§ Aim:
Filter the records below and copy every line containing the word "assembly".

§ Record set:
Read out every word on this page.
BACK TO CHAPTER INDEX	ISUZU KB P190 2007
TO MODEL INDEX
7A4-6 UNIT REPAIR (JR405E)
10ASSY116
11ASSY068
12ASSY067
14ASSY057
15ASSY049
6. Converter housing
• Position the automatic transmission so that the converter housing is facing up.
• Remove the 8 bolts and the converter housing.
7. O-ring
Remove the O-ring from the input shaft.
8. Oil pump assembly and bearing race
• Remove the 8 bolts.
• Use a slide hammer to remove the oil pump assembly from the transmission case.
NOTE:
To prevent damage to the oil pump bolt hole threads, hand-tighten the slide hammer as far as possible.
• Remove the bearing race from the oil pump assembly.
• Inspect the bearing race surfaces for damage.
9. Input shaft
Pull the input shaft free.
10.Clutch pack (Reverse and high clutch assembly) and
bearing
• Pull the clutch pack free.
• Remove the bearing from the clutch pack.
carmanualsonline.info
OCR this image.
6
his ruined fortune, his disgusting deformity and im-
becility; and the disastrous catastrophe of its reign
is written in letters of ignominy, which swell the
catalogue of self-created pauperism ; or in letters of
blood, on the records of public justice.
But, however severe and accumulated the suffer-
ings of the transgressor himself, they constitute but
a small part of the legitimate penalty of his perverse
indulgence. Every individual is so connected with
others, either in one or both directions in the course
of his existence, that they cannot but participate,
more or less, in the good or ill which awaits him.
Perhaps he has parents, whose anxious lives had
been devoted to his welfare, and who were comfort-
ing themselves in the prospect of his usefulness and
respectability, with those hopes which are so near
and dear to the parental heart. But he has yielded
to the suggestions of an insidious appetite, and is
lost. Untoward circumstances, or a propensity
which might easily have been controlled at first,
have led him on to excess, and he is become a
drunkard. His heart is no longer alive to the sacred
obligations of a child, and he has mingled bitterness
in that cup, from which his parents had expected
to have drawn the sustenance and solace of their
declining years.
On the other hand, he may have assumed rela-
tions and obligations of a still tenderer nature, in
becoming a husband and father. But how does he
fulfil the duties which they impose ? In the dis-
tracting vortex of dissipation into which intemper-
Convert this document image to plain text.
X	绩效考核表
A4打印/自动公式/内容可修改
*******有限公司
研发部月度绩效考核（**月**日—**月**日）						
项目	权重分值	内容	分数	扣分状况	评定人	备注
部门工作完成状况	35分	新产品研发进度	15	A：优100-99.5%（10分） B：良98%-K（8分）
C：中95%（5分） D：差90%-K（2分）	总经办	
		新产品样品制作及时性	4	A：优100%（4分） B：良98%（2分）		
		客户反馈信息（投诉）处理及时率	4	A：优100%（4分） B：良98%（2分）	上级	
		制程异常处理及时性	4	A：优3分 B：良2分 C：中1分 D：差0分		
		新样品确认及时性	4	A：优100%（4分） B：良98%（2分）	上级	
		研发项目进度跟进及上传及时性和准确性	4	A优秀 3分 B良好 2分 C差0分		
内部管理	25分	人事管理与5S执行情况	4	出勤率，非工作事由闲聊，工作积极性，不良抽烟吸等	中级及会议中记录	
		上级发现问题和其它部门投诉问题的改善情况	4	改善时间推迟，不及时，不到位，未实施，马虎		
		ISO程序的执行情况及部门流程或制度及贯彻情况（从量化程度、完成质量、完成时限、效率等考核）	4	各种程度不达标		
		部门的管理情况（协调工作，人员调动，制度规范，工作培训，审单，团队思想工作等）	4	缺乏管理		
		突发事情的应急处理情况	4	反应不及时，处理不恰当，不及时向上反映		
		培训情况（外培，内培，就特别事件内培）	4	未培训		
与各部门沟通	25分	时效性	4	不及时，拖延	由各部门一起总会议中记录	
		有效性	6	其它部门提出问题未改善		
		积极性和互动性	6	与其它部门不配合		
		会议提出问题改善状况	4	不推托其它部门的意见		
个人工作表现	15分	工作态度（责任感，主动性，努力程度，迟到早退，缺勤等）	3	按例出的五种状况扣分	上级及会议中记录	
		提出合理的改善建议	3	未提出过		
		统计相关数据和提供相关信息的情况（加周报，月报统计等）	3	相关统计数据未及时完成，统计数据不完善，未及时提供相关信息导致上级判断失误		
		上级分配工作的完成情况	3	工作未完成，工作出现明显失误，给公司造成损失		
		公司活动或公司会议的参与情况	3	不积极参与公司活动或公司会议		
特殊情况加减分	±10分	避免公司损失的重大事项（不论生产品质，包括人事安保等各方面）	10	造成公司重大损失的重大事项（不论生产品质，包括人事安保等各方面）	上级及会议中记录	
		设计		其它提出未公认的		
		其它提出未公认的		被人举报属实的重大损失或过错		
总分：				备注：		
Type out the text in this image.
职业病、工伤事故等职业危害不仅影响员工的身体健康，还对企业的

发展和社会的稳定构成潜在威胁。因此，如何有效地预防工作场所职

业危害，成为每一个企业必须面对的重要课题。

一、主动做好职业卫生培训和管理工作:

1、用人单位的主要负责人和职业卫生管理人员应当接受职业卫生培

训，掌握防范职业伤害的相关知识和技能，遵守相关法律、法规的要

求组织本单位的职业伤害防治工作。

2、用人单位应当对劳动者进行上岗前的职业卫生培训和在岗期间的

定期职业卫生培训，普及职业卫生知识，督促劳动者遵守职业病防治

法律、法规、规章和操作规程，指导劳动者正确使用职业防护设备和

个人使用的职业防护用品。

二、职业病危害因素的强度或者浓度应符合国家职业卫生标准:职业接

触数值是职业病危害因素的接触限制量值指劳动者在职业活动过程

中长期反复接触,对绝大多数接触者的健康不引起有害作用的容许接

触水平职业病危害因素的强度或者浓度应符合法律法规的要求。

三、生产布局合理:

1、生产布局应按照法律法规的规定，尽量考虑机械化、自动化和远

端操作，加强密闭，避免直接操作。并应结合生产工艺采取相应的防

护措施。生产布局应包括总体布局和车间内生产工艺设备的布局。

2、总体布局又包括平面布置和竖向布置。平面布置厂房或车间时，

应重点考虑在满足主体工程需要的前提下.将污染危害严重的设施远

§ Answer to the problem:
8. Oil pump assembly and bearing race
• Use a slide hammer to remove the oil pump assembly from the transmission case.
• Remove the bearing race from the oil pump assembly.
10.Clutch pack (Reverse and high clutch assembly) and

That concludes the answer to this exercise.